:: Required work ::
Keep only the lines where "text" appears.

Part of a data file:
** begin **
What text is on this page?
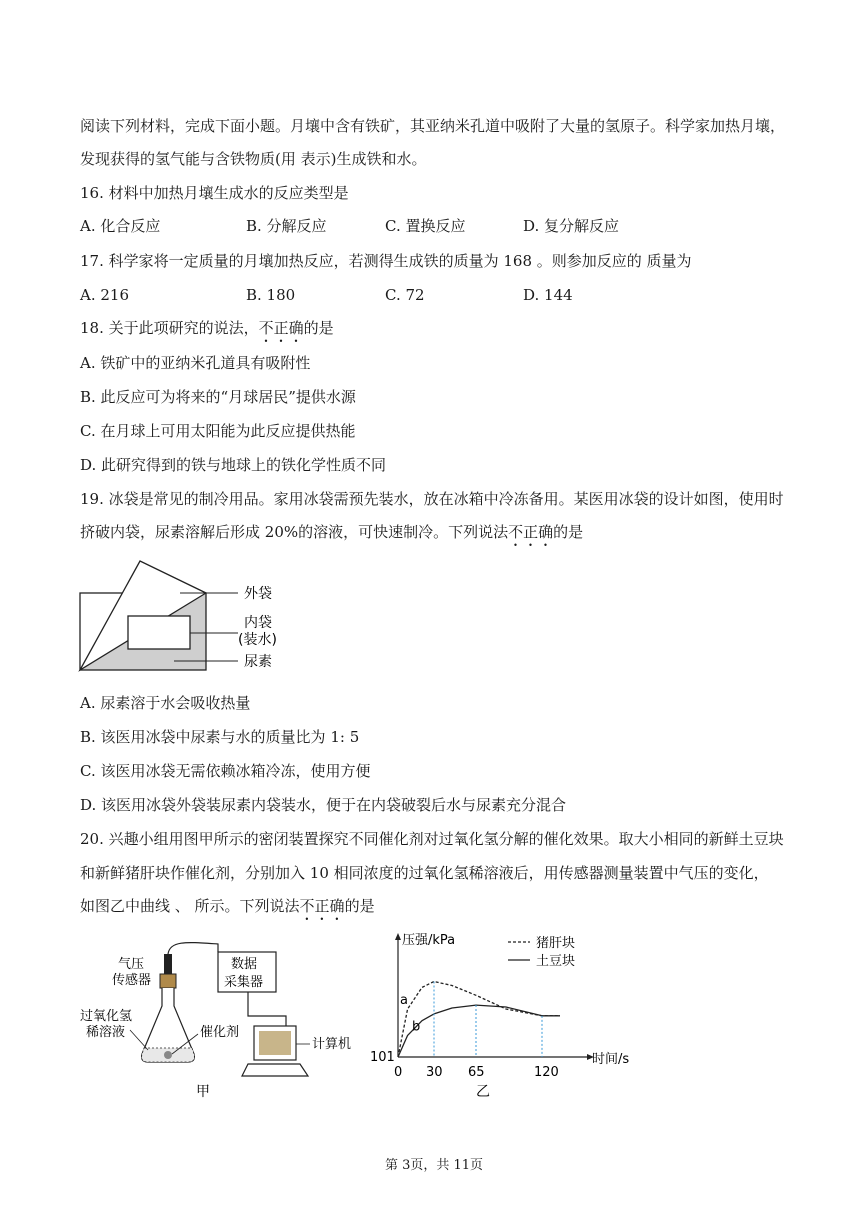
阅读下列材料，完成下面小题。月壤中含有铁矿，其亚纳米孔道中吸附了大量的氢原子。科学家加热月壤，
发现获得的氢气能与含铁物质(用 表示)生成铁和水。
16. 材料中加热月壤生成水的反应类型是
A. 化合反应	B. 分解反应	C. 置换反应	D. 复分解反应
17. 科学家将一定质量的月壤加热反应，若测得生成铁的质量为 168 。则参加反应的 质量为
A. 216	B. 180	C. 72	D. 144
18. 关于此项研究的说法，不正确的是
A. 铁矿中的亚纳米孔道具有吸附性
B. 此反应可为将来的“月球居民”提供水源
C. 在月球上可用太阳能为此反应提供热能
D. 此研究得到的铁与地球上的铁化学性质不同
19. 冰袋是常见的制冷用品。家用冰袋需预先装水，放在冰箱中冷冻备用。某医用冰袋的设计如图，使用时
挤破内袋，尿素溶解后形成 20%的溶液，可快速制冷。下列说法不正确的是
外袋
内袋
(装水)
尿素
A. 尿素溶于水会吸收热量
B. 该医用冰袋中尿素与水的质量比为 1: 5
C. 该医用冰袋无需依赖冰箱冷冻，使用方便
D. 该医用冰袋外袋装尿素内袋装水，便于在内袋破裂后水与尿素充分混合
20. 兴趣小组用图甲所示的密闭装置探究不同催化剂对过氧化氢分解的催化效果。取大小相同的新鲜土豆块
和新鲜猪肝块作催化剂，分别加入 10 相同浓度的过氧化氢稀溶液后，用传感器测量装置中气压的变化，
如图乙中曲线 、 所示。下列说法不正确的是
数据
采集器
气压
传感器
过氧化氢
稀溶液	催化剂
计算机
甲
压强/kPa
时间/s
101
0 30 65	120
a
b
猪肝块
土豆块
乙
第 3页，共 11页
** end **
** begin **
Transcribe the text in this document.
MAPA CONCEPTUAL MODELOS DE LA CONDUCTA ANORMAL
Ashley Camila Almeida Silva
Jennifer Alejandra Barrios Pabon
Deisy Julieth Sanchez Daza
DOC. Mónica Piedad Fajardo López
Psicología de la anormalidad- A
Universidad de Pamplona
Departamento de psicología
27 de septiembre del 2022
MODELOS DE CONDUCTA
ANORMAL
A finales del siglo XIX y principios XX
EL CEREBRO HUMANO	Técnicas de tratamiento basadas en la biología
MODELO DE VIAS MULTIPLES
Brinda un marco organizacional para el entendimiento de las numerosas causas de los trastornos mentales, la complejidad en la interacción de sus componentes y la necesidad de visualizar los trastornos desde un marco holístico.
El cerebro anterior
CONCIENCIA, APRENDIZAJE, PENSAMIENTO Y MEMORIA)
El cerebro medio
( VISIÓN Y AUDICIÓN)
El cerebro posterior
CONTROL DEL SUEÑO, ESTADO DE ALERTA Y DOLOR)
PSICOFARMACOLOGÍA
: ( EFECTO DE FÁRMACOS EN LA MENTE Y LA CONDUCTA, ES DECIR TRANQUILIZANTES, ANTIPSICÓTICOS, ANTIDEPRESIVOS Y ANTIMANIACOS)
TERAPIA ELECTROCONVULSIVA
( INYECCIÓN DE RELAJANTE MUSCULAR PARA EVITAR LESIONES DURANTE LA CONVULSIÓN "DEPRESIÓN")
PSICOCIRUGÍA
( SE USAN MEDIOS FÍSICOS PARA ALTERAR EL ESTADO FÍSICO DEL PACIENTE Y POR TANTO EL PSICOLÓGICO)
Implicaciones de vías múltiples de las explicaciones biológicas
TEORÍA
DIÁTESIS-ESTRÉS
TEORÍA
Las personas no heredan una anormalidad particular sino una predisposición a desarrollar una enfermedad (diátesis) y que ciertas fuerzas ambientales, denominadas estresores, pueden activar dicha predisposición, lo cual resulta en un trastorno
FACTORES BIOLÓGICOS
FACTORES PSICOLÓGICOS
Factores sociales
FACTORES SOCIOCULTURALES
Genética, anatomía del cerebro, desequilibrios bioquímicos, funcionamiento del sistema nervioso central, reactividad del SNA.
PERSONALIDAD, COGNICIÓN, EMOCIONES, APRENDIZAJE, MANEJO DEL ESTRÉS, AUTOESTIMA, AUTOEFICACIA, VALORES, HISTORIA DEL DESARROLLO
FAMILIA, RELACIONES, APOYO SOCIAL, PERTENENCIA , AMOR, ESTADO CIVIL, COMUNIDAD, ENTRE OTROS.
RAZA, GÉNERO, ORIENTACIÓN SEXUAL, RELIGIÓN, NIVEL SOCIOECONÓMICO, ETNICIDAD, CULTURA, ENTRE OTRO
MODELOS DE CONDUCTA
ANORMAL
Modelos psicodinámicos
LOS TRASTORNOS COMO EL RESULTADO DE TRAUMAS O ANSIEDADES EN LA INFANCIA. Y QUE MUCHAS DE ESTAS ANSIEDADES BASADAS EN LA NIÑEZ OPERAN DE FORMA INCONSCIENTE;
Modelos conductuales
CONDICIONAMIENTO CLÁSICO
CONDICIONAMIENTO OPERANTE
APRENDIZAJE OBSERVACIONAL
** end **
:: The response ::
What text is on this page?
Transcribe the text in this document.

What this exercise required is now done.